■ **What the exercise asks**:
Copy the data that follows exactly. Include no pictures.
* BEGIN *
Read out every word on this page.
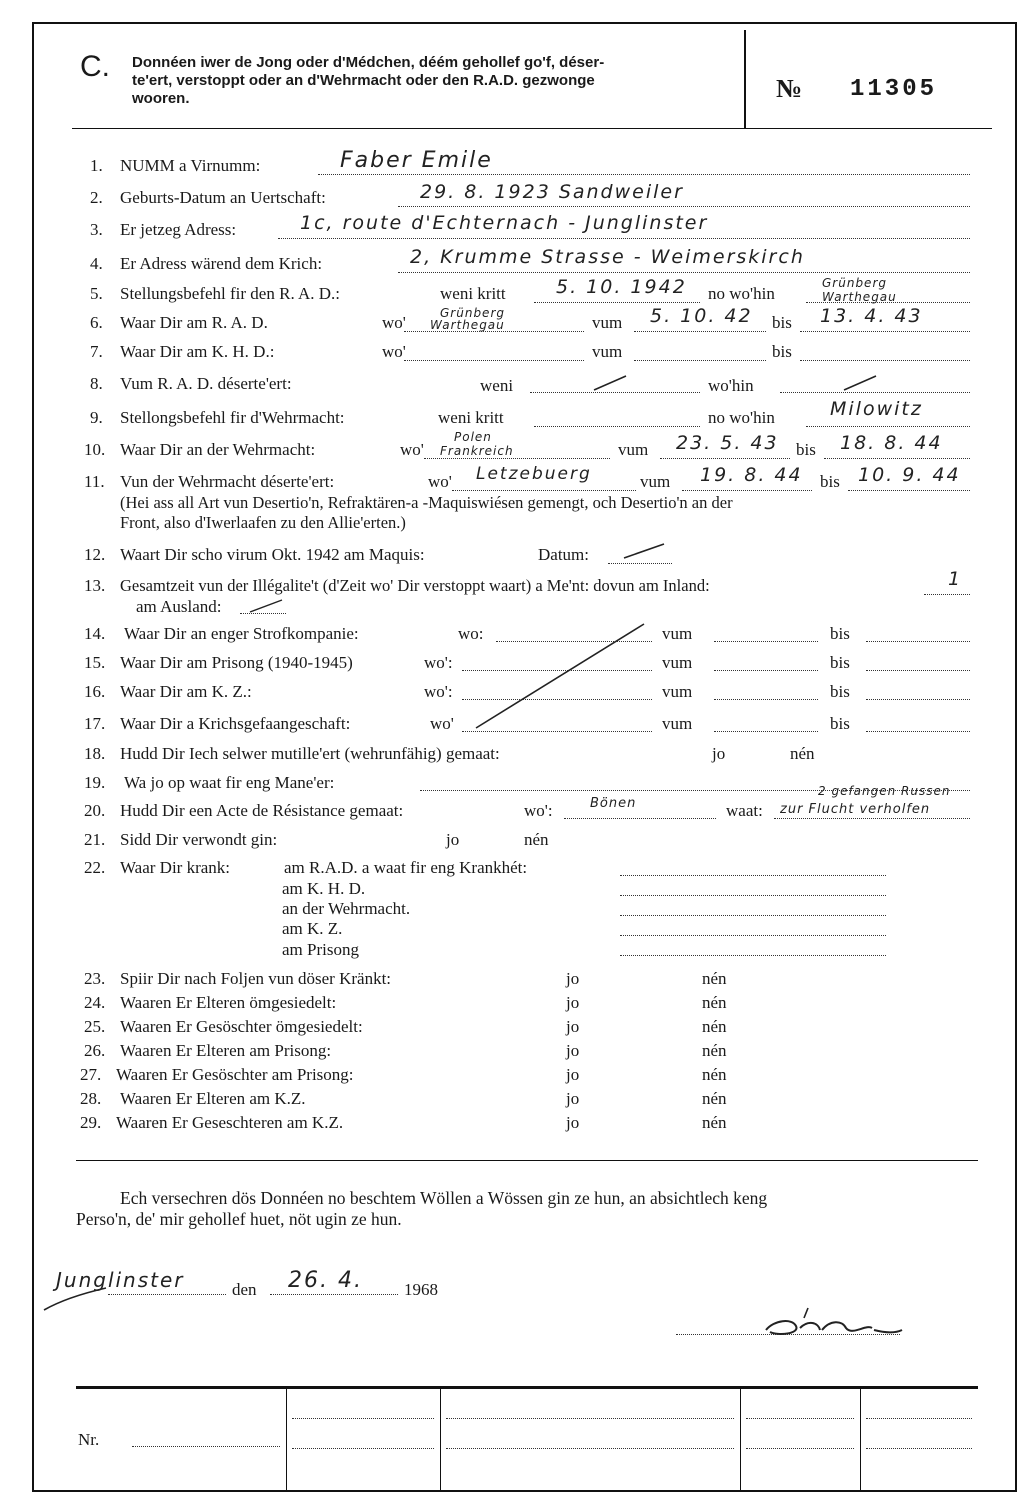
C. Donnéen iwer de Jong oder d'Médchen, déém gehollef go'f, déser-
te'ert, verstoppt oder an d'Wehrmacht oder den R.A.D. gezwonge
wooren.	№ 11305
1. NUMM a Virnumm:	Faber Emile
2. Geburts-Datum an Uertschaft:	29. 8. 1923 Sandweiler
3. Er jetzeg Adress:	1c, route d'Echternach - Junglinster
4. Er Adress wärend dem Krich:	2, Krumme Strasse - Weimerskirch
5. Stellungsbefehl fir den R. A. D.:	weni kritt	5. 10. 1942 no wo'hin
Grünberg
Warthegau
6. Waar Dir am R. A. D.	wo'	Grünberg
Warthegau	vum 5. 10. 42 bis 13. 4. 43
7. Waar Dir am K. H. D.:	wo'	vum	bis
8. Vum R. A. D. déserte'ert:	weni	wo'hin
9. Stellongsbefehl fir d'Wehrmacht:	weni kritt	no wo'hin	Milowitz
10. Waar Dir an der Wehrmacht:	wo'
Polen
Frankreich	vum 23. 5. 43 bis 18. 8. 44
11. Vun der Wehrmacht déserte'ert:	wo' Letzebuerg	vum 19. 8. 44 bis 10. 9. 44
(Hei ass all Art vun Desertio'n, Refraktären-a -Maquiswiésen gemengt, och Desertio'n an der
Front, also d'Iwerlaafen zu den Allie'erten.)
12. Waart Dir scho virum Okt. 1942 am Maquis:	Datum:
13. Gesamtzeit vun der Illégalite't (d'Zeit wo' Dir verstoppt waart) a Me'nt: dovun am Inland:	1
am Ausland:
14. Waar Dir an enger Strofkompanie:	wo:	vum	bis
15. Waar Dir am Prisong (1940-1945)	wo':	vum	bis
16. Waar Dir am K. Z.:	wo':	vum	bis
17. Waar Dir a Krichsgefaangeschaft:	wo'	vum	bis
18. Hudd Dir Iech selwer mutille'ert (wehrunfähig) gemaat:	jo	nén
19. Wa jo op waat fir eng Mane'er:
20. Hudd Dir een Acte de Résistance gemaat:	wo':	Bönen	waat:
2 gefangen Russen
zur Flucht verholfen
21. Sidd Dir verwondt gin:	jo	nén
22. Waar Dir krank:	am R.A.D. a waat fir eng Krankhét:
am K. H. D.
an der Wehrmacht.
am K. Z.
am Prisong
23. Spiir Dir nach Foljen vun döser Kränkt:	jo	nén
24. Waaren Er Elteren ömgesiedelt:	jo	nén
25. Waaren Er Gesöschter ömgesiedelt:	jo	nén
26. Waaren Er Elteren am Prisong:	jo	nén
27. Waaren Er Gesöschter am Prisong:	jo	nén
28. Waaren Er Elteren am K.Z.	jo	nén
29. Waaren Er Geseschteren am K.Z.	jo	nén
Ech versechren dös Donnéen no beschtem Wöllen a Wössen gin ze hun, an absichtlech keng
Perso'n, de' mir gehollef huet, nöt ugin ze hun.
Junglinster	den 26. 4. 1968
Nr.
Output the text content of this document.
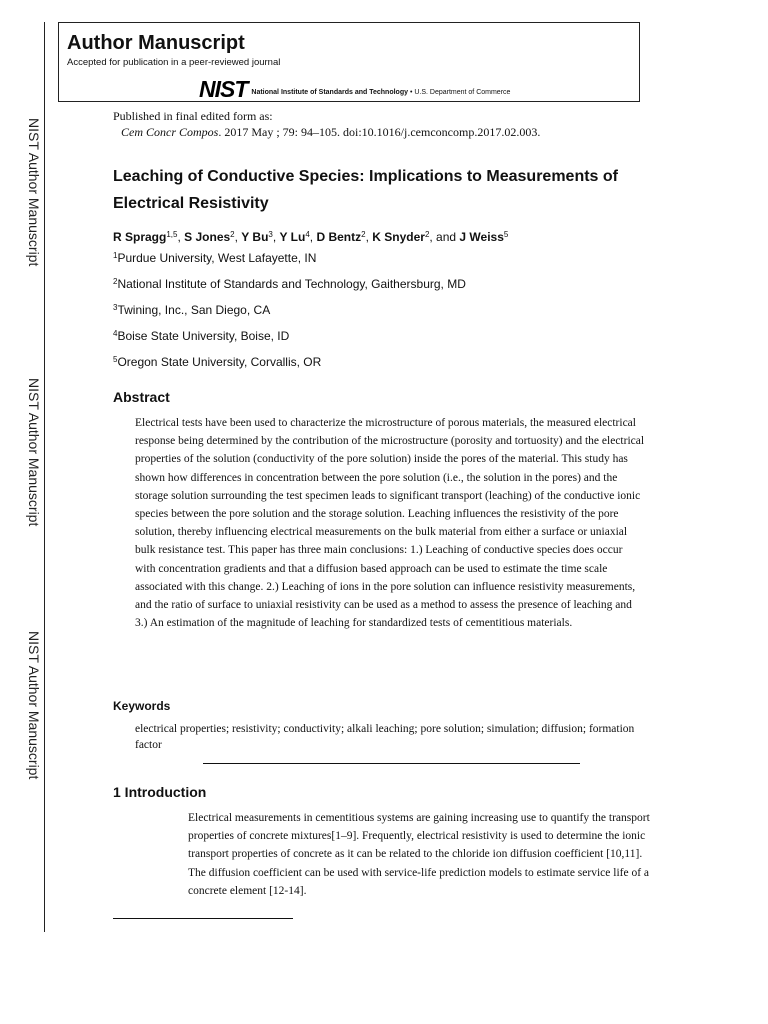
NIST Author Manuscript
NIST Author Manuscript
NIST Author Manuscript
Author Manuscript
Accepted for publication in a peer-reviewed journal
NIST National Institute of Standards and Technology • U.S. Department of Commerce
Published in final edited form as:
Cem Concr Compos. 2017 May ; 79: 94–105. doi:10.1016/j.cemconcomp.2017.02.003.
Leaching of Conductive Species: Implications to Measurements of Electrical Resistivity
R Spragg$^{1,5}$, S Jones$^2$, Y Bu$^3$, Y Lu$^4$, D Bentz$^2$, K Snyder$^2$, and J Weiss$^5$
$^1$Purdue University, West Lafayette, IN
$^2$National Institute of Standards and Technology, Gaithersburg, MD
$^3$Twining, Inc., San Diego, CA
$^4$Boise State University, Boise, ID
$^5$Oregon State University, Corvallis, OR
Abstract
Electrical tests have been used to characterize the microstructure of porous materials, the measured electrical response being determined by the contribution of the microstructure (porosity and tortuosity) and the electrical properties of the solution (conductivity of the pore solution) inside the pores of the material. This study has shown how differences in concentration between the pore solution (i.e., the solution in the pores) and the storage solution surrounding the test specimen leads to significant transport (leaching) of the conductive ionic species between the pore solution and the storage solution. Leaching influences the resistivity of the pore solution, thereby influencing electrical measurements on the bulk material from either a surface or uniaxial bulk resistance test. This paper has three main conclusions: 1.) Leaching of conductive species does occur with concentration gradients and that a diffusion based approach can be used to estimate the time scale associated with this change. 2.) Leaching of ions in the pore solution can influence resistivity measurements, and the ratio of surface to uniaxial resistivity can be used as a method to assess the presence of leaching and 3.) An estimation of the magnitude of leaching for standardized tests of cementitious materials.
Keywords
electrical properties; resistivity; conductivity; alkali leaching; pore solution; simulation; diffusion; formation factor
1 Introduction
Electrical measurements in cementitious systems are gaining increasing use to quantify the transport properties of concrete mixtures[1–9]. Frequently, electrical resistivity is used to determine the ionic transport properties of concrete as it can be related to the chloride ion diffusion coefficient [10,11]. The diffusion coefficient can be used with service-life prediction models to estimate service life of a concrete element [12-14].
* END *
■ **The solution**:
Read out every word on this page.
C. Donnéen iwer de Jong oder d'Médchen, déém gehollef go'f, déser-
te'ert, verstoppt oder an d'Wehrmacht oder den R.A.D. gezwonge
wooren.	№ 11305
1. NUMM a Virnumm:	Faber Emile
2. Geburts-Datum an Uertschaft:	29. 8. 1923 Sandweiler
3. Er jetzeg Adress:	1c, route d'Echternach - Junglinster
4. Er Adress wärend dem Krich:	2, Krumme Strasse - Weimerskirch
5. Stellungsbefehl fir den R. A. D.:	weni kritt	5. 10. 1942 no wo'hin
Grünberg
Warthegau
6. Waar Dir am R. A. D.	wo'	Grünberg
Warthegau	vum 5. 10. 42 bis 13. 4. 43
7. Waar Dir am K. H. D.:	wo'	vum	bis
8. Vum R. A. D. déserte'ert:	weni	wo'hin
9. Stellongsbefehl fir d'Wehrmacht:	weni kritt	no wo'hin	Milowitz
10. Waar Dir an der Wehrmacht:	wo'
Polen
Frankreich	vum 23. 5. 43 bis 18. 8. 44
11. Vun der Wehrmacht déserte'ert:	wo' Letzebuerg	vum 19. 8. 44 bis 10. 9. 44
(Hei ass all Art vun Desertio'n, Refraktären-a -Maquiswiésen gemengt, och Desertio'n an der
Front, also d'Iwerlaafen zu den Allie'erten.)
12. Waart Dir scho virum Okt. 1942 am Maquis:	Datum:
13. Gesamtzeit vun der Illégalite't (d'Zeit wo' Dir verstoppt waart) a Me'nt: dovun am Inland:	1
am Ausland:
14. Waar Dir an enger Strofkompanie:	wo:	vum	bis
15. Waar Dir am Prisong (1940-1945)	wo':	vum	bis
16. Waar Dir am K. Z.:	wo':	vum	bis
17. Waar Dir a Krichsgefaangeschaft:	wo'	vum	bis
18. Hudd Dir Iech selwer mutille'ert (wehrunfähig) gemaat:	jo	nén
19. Wa jo op waat fir eng Mane'er:
20. Hudd Dir een Acte de Résistance gemaat:	wo':	Bönen	waat:
2 gefangen Russen
zur Flucht verholfen
21. Sidd Dir verwondt gin:	jo	nén
22. Waar Dir krank:	am R.A.D. a waat fir eng Krankhét:
am K. H. D.
an der Wehrmacht.
am K. Z.
am Prisong
23. Spiir Dir nach Foljen vun döser Kränkt:	jo	nén
24. Waaren Er Elteren ömgesiedelt:	jo	nén
25. Waaren Er Gesöschter ömgesiedelt:	jo	nén
26. Waaren Er Elteren am Prisong:	jo	nén
27. Waaren Er Gesöschter am Prisong:	jo	nén
28. Waaren Er Elteren am K.Z.	jo	nén
29. Waaren Er Geseschteren am K.Z.	jo	nén
Ech versechren dös Donnéen no beschtem Wöllen a Wössen gin ze hun, an absichtlech keng
Perso'n, de' mir gehollef huet, nöt ugin ze hun.
Junglinster	den 26. 4. 1968
Nr.
Output the text content of this document.
NIST Author Manuscript
NIST Author Manuscript
NIST Author Manuscript
Author Manuscript
Accepted for publication in a peer-reviewed journal
NIST National Institute of Standards and Technology • U.S. Department of Commerce
Published in final edited form as:
Cem Concr Compos. 2017 May ; 79: 94–105. doi:10.1016/j.cemconcomp.2017.02.003.
Leaching of Conductive Species: Implications to Measurements of Electrical Resistivity
R Spragg$^{1,5}$, S Jones$^2$, Y Bu$^3$, Y Lu$^4$, D Bentz$^2$, K Snyder$^2$, and J Weiss$^5$
$^1$Purdue University, West Lafayette, IN
$^2$National Institute of Standards and Technology, Gaithersburg, MD
$^3$Twining, Inc., San Diego, CA
$^4$Boise State University, Boise, ID
$^5$Oregon State University, Corvallis, OR
Abstract
Electrical tests have been used to characterize the microstructure of porous materials, the measured electrical response being determined by the contribution of the microstructure (porosity and tortuosity) and the electrical properties of the solution (conductivity of the pore solution) inside the pores of the material. This study has shown how differences in concentration between the pore solution (i.e., the solution in the pores) and the storage solution surrounding the test specimen leads to significant transport (leaching) of the conductive ionic species between the pore solution and the storage solution. Leaching influences the resistivity of the pore solution, thereby influencing electrical measurements on the bulk material from either a surface or uniaxial bulk resistance test. This paper has three main conclusions: 1.) Leaching of conductive species does occur with concentration gradients and that a diffusion based approach can be used to estimate the time scale associated with this change. 2.) Leaching of ions in the pore solution can influence resistivity measurements, and the ratio of surface to uniaxial resistivity can be used as a method to assess the presence of leaching and 3.) An estimation of the magnitude of leaching for standardized tests of cementitious materials.
Keywords
electrical properties; resistivity; conductivity; alkali leaching; pore solution; simulation; diffusion; formation factor
1 Introduction
Electrical measurements in cementitious systems are gaining increasing use to quantify the transport properties of concrete mixtures[1–9]. Frequently, electrical resistivity is used to determine the ionic transport properties of concrete as it can be related to the chloride ion diffusion coefficient [10,11]. The diffusion coefficient can be used with service-life prediction models to estimate service life of a concrete element [12-14].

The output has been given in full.